§ Short task: Return all lines with the word "dung" in them.

Data entries:

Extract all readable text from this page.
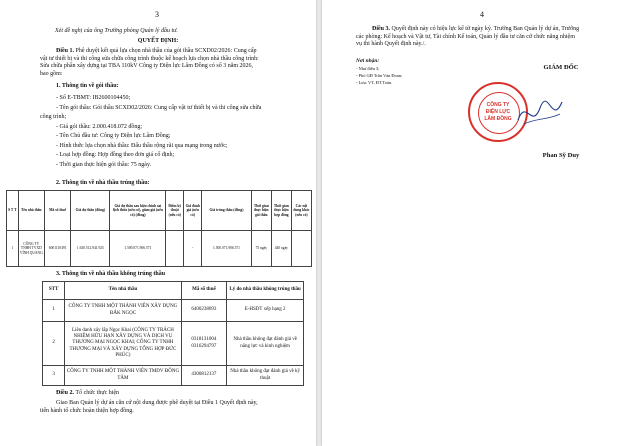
3
Xét đề nghị của ông Trưởng phòng Quản lý đầu tư.
QUYẾT ĐỊNH:
Điều 1. Phê duyệt kết quả lựa chọn nhà thầu của gói thầu SCXD02/2026: Cung cấp
vật tư thiết bị và thi công sửa chữa công trình thuộc kế hoạch lựa chọn nhà thầu công trình:
Sửa chữa phần xây dựng tại TBA 110kV Công ty Điện lực Lâm Đồng có số 3 năm 2026,
bao gồm:
1. Thông tin về gói thầu:
- Số E-TBMT: IB2600104450;
- Tên gói thầu: Gói thầu SCXD02/2026: Cung cấp vật tư thiết bị và thi công sửa chữa
công trình;
- Giá gói thầu: 2.000.418.072 đồng;
- Tên Chủ đầu tư: Công ty Điện lực Lâm Đồng;
- Hình thức lựa chọn nhà thầu: Đấu thầu rộng rãi qua mạng trong nước;
- Loại hợp đồng: Hợp đồng theo đơn giá cố định;
- Thời gian thực hiện gói thầu: 75 ngày.
2. Thông tin về nhà thầu trúng thầu:
S T T	Tên nhà thầu	Mã số thuế	Giá dự thầu (đồng)	Giá dự thầu sau hiệu chỉnh sai lệch thừa (nếu có), giảm giá (nếu có) (đồng)	Điểm kỹ thuật (nếu có)	Giá đánh giá (nếu có)	Giá trúng thầu (đồng)	Thời gian thực hiện gói thầu	Thời gian thực hiện hợp đồng	Các nội dung khác (nếu có)
1	CÔNG TY TNHH TVXD VĨNH QUANG	6001110491	1.630.512.941.925	1.500.071.906.571		-	1.500.071.906.571	75 ngày	440 ngày	
3. Thông tin về nhà thầu không trúng thầu
STT	Tên nhà thầu	Mã số thuế	Lý do nhà thầu không trúng thầu
1	CÔNG TY TNHH MỘT THÀNH VIÊN XÂY DỰNG ĐẮK NGỌC	6400238093	E-HSDT xếp hạng 2
2	Liên danh xây lắp Ngọc Khai (CÔNG TY TRÁCH NHIỆM HỮU HẠN XÂY DỰNG VÀ DỊCH VỤ THƯƠNG MẠI NGỌC KHAI; CÔNG TY TNHH THƯƠNG MẠI VÀ XÂY DỰNG TỔNG HỢP ĐỨC PHÚC)	0318131004 0316294797	Nhà thầu không đạt đánh giá về năng lực và kinh nghiệm
3	CÔNG TY TNHH MỘT THÀNH VIÊN TMDV ĐÔNG TÂM	4300812137	Nhà thầu không đạt đánh giá về kỹ thuật
Điều 2. Tổ chức thực hiện
Giao Ban Quản lý dự án căn cứ nội dung được phê duyệt tại Điều 1 Quyết định này,
tiến hành tổ chức hoàn thiện hợp đồng.
4
Điều 3. Quyết định này có hiệu lực kể từ ngày ký. Trưởng Ban Quản lý dự án, Trưởng
các phòng: Kế hoạch và Vật tư, Tài chính Kế toán, Quản lý đầu tư căn cứ chức năng nhiệm
vụ thi hành Quyết định này./.
Nơi nhận:
- Như điều 3;
- Phó GĐ Trần Văn Đoan;
- Lưu: VT, ĐT.Toàn.
GIÁM ĐỐC
Phan Sỹ Duy
CÔNG TY
ĐIỆN LỰC
LÂM ĐỒNG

§ Answer in full:
S T T	Tên nhà thầu	Mã số thuế	Giá dự thầu (đồng)	Giá dự thầu sau hiệu chỉnh sai lệch thừa (nếu có), giảm giá (nếu có) (đồng)	Điểm kỹ thuật (nếu có)	Giá đánh giá (nếu có)	Giá trúng thầu (đồng)	Thời gian thực hiện gói thầu	Thời gian thực hiện hợp đồng	Các nội dung khác (nếu có)
Giao Ban Quản lý dự án căn cứ nội dung được phê duyệt tại Điều 1 Quyết định này,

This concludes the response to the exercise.